◆ RECORD LIST:
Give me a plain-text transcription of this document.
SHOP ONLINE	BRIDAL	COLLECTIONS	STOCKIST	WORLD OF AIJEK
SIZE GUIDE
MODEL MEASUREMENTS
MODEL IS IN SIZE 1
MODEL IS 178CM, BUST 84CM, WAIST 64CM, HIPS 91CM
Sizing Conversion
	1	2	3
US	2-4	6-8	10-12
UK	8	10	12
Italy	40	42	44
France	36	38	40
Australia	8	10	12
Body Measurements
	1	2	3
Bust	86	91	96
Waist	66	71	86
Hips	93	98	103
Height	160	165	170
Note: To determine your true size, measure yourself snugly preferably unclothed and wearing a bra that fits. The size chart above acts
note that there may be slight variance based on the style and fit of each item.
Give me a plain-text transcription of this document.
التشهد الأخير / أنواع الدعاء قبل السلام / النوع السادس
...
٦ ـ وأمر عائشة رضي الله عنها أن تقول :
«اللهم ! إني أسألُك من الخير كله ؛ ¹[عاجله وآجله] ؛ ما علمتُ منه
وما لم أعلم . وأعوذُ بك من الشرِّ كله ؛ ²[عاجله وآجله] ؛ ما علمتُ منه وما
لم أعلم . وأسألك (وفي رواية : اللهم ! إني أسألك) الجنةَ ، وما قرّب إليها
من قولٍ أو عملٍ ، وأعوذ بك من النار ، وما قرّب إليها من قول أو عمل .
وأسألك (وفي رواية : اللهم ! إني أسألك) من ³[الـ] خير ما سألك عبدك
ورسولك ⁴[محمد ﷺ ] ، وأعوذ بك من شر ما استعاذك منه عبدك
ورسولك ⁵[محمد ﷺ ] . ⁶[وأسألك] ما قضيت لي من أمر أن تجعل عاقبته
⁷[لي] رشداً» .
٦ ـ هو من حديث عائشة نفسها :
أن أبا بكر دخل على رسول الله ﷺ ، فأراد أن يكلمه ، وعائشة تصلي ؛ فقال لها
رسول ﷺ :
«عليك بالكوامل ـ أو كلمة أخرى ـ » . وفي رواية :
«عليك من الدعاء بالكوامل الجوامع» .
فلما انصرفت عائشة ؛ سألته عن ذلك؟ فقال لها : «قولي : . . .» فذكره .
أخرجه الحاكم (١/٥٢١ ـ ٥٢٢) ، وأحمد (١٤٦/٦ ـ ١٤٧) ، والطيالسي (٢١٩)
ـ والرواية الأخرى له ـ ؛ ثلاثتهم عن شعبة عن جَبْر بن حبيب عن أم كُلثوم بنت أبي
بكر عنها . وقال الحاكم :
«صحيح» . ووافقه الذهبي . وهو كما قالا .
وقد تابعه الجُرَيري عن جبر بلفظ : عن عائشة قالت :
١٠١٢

◆ WHAT YOU ARE ASKED TO DO:
Write the entire listing out again, word for word.

◆ TASK RESULT:
Give me a plain-text transcription of this document.
SHOP ONLINE	BRIDAL	COLLECTIONS	STOCKIST	WORLD OF AIJEK
SIZE GUIDE
MODEL MEASUREMENTS
MODEL IS IN SIZE 1
MODEL IS 178CM, BUST 84CM, WAIST 64CM, HIPS 91CM
Sizing Conversion
	1	2	3
US	2-4	6-8	10-12
UK	8	10	12
Italy	40	42	44
France	36	38	40
Australia	8	10	12
Body Measurements
	1	2	3
Bust	86	91	96
Waist	66	71	86
Hips	93	98	103
Height	160	165	170
Note: To determine your true size, measure yourself snugly preferably unclothed and wearing a bra that fits. The size chart above acts
note that there may be slight variance based on the style and fit of each item.
Give me a plain-text transcription of this document.
التشهد الأخير / أنواع الدعاء قبل السلام / النوع السادس
...
٦ ـ وأمر عائشة رضي الله عنها أن تقول :
«اللهم ! إني أسألُك من الخير كله ؛ ¹[عاجله وآجله] ؛ ما علمتُ منه
وما لم أعلم . وأعوذُ بك من الشرِّ كله ؛ ²[عاجله وآجله] ؛ ما علمتُ منه وما
لم أعلم . وأسألك (وفي رواية : اللهم ! إني أسألك) الجنةَ ، وما قرّب إليها
من قولٍ أو عملٍ ، وأعوذ بك من النار ، وما قرّب إليها من قول أو عمل .
وأسألك (وفي رواية : اللهم ! إني أسألك) من ³[الـ] خير ما سألك عبدك
ورسولك ⁴[محمد ﷺ ] ، وأعوذ بك من شر ما استعاذك منه عبدك
ورسولك ⁵[محمد ﷺ ] . ⁶[وأسألك] ما قضيت لي من أمر أن تجعل عاقبته
⁷[لي] رشداً» .
٦ ـ هو من حديث عائشة نفسها :
أن أبا بكر دخل على رسول الله ﷺ ، فأراد أن يكلمه ، وعائشة تصلي ؛ فقال لها
رسول ﷺ :
«عليك بالكوامل ـ أو كلمة أخرى ـ » . وفي رواية :
«عليك من الدعاء بالكوامل الجوامع» .
فلما انصرفت عائشة ؛ سألته عن ذلك؟ فقال لها : «قولي : . . .» فذكره .
أخرجه الحاكم (١/٥٢١ ـ ٥٢٢) ، وأحمد (١٤٦/٦ ـ ١٤٧) ، والطيالسي (٢١٩)
ـ والرواية الأخرى له ـ ؛ ثلاثتهم عن شعبة عن جَبْر بن حبيب عن أم كُلثوم بنت أبي
بكر عنها . وقال الحاكم :
«صحيح» . ووافقه الذهبي . وهو كما قالا .
وقد تابعه الجُرَيري عن جبر بلفظ : عن عائشة قالت :
١٠١٢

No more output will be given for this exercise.